(A run of records)
--------

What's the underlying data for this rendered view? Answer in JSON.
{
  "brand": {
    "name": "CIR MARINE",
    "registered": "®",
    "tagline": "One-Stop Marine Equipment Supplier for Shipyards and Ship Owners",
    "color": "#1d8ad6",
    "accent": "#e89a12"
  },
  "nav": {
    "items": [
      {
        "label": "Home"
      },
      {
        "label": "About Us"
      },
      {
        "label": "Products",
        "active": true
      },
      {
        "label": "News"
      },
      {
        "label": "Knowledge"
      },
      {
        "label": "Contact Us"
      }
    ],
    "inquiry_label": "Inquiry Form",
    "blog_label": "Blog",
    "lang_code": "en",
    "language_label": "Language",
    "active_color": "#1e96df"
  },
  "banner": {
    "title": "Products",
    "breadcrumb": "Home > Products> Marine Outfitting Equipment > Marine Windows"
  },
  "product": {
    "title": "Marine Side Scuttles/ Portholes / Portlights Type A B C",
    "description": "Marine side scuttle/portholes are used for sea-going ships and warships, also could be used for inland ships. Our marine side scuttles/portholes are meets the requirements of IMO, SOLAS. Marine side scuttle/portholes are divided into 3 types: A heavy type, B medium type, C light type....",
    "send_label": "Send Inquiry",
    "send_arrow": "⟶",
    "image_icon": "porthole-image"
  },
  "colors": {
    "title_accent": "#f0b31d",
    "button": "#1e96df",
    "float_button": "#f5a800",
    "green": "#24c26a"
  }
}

--------

### WHAT IS NEEDED
Collect every line from the records above that contains the word "Equipment".

### WRITTEN RESPONSE
    "tagline": "One-Stop Marine Equipment Supplier for Shipyards and Ship Owners",
    "breadcrumb": "Home > Products> Marine Outfitting Equipment > Marine Windows"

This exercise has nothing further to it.